One writer who explored the ethics of these activities was Oswald von Nell-Breuning, a Jesuit theologian and economist who served as an adviser to the Pope and who was banned from publishing under the Nazis. 

While he found that “one general definition cannot capture all the nuances” of speculation, he identified two different types of speculative activity - one that was purely trying to make a profit from financial market trading, and one based on trying to create a viable business. (See this article in the Catholic Social Science Review for a fuller explanation of Nell-Breuning’s views on speculation). 

As the CSSR article shows, Nell-Breuning found that there can be positive effects from speculation - one might think of better liquidity and price discovery in a market, while, in commodity futures markets, speculators allow producers to hedge risk

But he also argued that there can be negative effects, for instance if the actions of speculators force businesses in the real economy to change their plans or divert time and resources away from production. 

And whereas gambling typically takes place within a circle of players who have chosen to take part, speculation, he wrote, can affect a greater portion of society - for instance, if it affects the price of shares or bonds they hold. 

The Bible - on which Nell-Breuning’s faith and analysis was based - does not take a prescriptive approach to such activities. But it does provide some interesting guidance.  

An entrepreneurial approach to business and investment is applauded, for instance when the writer of the book of Proverbs (traditionally believed to be King Solomon) praises the virtues of “an excellent wife”. These include investing in a field and using her earnings from business to plant a vineyard, and feeding her family from her gains. 

Jesus tells a story of a master who, before going on a journey, gives his property to his servants, each according to their ability. To one he gives five “talents” (a large unit of money), to a second two and to a third servant he gives one.

^^^^

Questions to answer.
(A) According to the speculation passage, what was Nell-Breuning banned from doing under the Nazis?
(B) For each statement, say yes or no according to the speculation passage, and quote the words that decide it: (i) Nell-Breuning was both a theologian and an economist. (ii) The Bible takes a prescriptive approach to speculative activities. (iii) In the story Jesus tells, the third servant receives two talents.
The rows that follow have no connection to the speculation passage.

Dataset entries.
^^^^

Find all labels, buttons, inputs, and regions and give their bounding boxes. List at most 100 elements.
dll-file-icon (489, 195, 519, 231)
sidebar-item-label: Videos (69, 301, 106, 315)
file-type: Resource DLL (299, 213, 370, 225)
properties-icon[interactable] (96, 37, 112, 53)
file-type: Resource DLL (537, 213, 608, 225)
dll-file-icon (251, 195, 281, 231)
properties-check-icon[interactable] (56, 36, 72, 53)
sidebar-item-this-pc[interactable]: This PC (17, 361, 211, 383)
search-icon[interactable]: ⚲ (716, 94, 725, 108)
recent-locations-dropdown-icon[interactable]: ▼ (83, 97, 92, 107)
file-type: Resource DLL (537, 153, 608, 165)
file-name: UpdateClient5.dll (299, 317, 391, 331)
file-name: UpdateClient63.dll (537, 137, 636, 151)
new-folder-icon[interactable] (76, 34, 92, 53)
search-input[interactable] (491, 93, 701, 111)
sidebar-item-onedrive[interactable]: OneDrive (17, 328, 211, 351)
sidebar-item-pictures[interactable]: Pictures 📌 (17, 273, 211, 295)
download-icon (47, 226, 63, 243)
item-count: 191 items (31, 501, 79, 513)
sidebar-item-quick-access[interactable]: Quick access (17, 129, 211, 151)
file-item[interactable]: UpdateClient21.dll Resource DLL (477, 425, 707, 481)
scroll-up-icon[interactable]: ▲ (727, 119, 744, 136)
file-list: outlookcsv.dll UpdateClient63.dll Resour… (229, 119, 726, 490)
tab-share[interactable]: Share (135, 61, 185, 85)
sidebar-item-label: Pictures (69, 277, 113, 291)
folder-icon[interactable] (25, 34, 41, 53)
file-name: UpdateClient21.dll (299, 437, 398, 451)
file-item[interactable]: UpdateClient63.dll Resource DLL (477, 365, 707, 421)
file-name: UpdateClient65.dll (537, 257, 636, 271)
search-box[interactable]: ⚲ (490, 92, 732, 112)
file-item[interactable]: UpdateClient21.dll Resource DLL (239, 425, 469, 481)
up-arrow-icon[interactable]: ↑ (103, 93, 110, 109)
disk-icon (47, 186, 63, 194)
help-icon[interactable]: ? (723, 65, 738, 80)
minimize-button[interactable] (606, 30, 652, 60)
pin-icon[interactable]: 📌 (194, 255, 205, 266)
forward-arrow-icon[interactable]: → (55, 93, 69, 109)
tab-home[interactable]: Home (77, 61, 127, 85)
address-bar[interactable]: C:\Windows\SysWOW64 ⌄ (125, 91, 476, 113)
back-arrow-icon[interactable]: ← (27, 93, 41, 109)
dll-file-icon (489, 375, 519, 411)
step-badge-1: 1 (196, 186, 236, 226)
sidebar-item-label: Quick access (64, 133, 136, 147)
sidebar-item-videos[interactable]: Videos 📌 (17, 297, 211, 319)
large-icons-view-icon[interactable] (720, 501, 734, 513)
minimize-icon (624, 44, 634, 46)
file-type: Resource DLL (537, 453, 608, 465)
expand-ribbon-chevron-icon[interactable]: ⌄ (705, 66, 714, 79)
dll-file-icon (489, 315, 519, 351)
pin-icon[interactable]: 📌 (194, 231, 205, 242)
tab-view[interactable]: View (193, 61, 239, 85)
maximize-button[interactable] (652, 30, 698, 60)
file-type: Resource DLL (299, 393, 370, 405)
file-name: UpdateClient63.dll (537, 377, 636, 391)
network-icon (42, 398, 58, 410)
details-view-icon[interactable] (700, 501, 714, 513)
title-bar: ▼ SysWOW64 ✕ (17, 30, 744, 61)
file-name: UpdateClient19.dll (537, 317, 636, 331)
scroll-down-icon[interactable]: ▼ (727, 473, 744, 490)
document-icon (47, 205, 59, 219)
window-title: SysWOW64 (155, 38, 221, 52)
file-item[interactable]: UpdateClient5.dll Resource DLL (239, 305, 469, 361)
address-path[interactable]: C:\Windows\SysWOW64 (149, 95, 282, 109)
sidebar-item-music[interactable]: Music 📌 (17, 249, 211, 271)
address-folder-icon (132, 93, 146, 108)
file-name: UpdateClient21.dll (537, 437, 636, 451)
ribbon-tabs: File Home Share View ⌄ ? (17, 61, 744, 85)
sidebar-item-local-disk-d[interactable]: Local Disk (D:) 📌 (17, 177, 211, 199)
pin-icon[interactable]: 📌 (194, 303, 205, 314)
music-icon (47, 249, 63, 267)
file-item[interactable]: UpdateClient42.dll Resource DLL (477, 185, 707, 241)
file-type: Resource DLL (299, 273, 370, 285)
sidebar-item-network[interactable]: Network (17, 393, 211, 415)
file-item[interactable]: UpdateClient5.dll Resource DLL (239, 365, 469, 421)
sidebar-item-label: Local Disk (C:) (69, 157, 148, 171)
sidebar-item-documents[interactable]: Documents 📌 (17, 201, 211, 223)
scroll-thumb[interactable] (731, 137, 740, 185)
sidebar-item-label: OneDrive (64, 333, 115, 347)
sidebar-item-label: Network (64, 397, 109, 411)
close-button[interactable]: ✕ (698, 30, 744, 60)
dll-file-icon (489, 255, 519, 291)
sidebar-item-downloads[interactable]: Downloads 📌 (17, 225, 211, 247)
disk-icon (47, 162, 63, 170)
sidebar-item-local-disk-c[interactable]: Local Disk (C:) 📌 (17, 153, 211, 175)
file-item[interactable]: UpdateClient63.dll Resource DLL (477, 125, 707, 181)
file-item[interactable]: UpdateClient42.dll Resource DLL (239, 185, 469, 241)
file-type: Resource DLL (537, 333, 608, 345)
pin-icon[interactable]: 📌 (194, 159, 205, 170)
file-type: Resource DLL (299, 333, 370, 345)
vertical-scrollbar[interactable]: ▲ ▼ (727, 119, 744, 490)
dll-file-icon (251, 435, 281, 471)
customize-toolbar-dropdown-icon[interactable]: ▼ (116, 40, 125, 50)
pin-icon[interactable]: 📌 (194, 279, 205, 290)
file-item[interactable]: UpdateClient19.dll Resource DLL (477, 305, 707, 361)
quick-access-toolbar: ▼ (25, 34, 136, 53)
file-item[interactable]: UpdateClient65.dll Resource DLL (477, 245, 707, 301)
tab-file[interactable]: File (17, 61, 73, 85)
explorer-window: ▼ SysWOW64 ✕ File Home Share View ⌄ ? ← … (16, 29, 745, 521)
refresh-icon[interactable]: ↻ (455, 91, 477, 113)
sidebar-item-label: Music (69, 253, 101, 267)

^^^^

Answers to the exercises.
(A) Publishing.

(B)
(i) Yes: "a Jesuit theologian and economist"
(ii) No: "does not take a prescriptive approach to such activities"
(iii) No: "to a third servant he gives one"